## Start

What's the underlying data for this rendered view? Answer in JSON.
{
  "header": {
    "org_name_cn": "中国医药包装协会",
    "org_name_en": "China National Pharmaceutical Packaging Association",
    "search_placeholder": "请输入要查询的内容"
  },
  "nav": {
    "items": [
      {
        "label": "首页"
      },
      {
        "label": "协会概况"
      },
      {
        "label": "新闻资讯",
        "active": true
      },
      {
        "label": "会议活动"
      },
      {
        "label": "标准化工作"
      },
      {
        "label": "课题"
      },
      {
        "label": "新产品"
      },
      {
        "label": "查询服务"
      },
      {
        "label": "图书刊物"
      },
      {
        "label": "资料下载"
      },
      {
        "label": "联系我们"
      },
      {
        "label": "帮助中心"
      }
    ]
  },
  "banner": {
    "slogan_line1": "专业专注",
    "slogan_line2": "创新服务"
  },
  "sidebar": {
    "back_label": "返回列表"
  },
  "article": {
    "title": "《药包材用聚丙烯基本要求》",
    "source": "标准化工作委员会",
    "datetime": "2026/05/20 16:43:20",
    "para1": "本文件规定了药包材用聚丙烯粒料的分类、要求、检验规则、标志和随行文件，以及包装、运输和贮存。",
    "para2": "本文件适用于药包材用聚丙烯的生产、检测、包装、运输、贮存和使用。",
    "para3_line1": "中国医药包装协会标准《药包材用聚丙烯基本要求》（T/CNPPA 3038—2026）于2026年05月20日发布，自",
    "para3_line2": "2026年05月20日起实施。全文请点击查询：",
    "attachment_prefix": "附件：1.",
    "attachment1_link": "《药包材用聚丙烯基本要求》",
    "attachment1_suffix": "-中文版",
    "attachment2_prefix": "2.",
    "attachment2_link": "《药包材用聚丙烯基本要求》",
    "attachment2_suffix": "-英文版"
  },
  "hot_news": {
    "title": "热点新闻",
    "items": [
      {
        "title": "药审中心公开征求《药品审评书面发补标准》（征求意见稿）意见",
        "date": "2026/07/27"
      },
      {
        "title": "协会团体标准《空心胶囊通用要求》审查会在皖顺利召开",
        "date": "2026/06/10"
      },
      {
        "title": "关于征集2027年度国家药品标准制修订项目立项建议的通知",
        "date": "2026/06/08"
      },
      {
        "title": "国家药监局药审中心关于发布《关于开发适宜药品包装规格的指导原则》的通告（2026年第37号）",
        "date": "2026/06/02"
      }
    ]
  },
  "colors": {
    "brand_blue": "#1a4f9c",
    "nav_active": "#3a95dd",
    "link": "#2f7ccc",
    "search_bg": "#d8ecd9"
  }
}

## End

▶ **STATED TASK**
Restate the data above exactly, keeping each word as it stands.

▶ **WRITTEN REPLY**
What's the underlying data for this rendered view? Answer in JSON.
{
  "header": {
    "org_name_cn": "中国医药包装协会",
    "org_name_en": "China National Pharmaceutical Packaging Association",
    "search_placeholder": "请输入要查询的内容"
  },
  "nav": {
    "items": [
      {
        "label": "首页"
      },
      {
        "label": "协会概况"
      },
      {
        "label": "新闻资讯",
        "active": true
      },
      {
        "label": "会议活动"
      },
      {
        "label": "标准化工作"
      },
      {
        "label": "课题"
      },
      {
        "label": "新产品"
      },
      {
        "label": "查询服务"
      },
      {
        "label": "图书刊物"
      },
      {
        "label": "资料下载"
      },
      {
        "label": "联系我们"
      },
      {
        "label": "帮助中心"
      }
    ]
  },
  "banner": {
    "slogan_line1": "专业专注",
    "slogan_line2": "创新服务"
  },
  "sidebar": {
    "back_label": "返回列表"
  },
  "article": {
    "title": "《药包材用聚丙烯基本要求》",
    "source": "标准化工作委员会",
    "datetime": "2026/05/20 16:43:20",
    "para1": "本文件规定了药包材用聚丙烯粒料的分类、要求、检验规则、标志和随行文件，以及包装、运输和贮存。",
    "para2": "本文件适用于药包材用聚丙烯的生产、检测、包装、运输、贮存和使用。",
    "para3_line1": "中国医药包装协会标准《药包材用聚丙烯基本要求》（T/CNPPA 3038—2026）于2026年05月20日发布，自",
    "para3_line2": "2026年05月20日起实施。全文请点击查询：",
    "attachment_prefix": "附件：1.",
    "attachment1_link": "《药包材用聚丙烯基本要求》",
    "attachment1_suffix": "-中文版",
    "attachment2_prefix": "2.",
    "attachment2_link": "《药包材用聚丙烯基本要求》",
    "attachment2_suffix": "-英文版"
  },
  "hot_news": {
    "title": "热点新闻",
    "items": [
      {
        "title": "药审中心公开征求《药品审评书面发补标准》（征求意见稿）意见",
        "date": "2026/07/27"
      },
      {
        "title": "协会团体标准《空心胶囊通用要求》审查会在皖顺利召开",
        "date": "2026/06/10"
      },
      {
        "title": "关于征集2027年度国家药品标准制修订项目立项建议的通知",
        "date": "2026/06/08"
      },
      {
        "title": "国家药监局药审中心关于发布《关于开发适宜药品包装规格的指导原则》的通告（2026年第37号）",
        "date": "2026/06/02"
      }
    ]
  },
  "colors": {
    "brand_blue": "#1a4f9c",
    "nav_active": "#3a95dd",
    "link": "#2f7ccc",
    "search_bg": "#d8ecd9"
  }
}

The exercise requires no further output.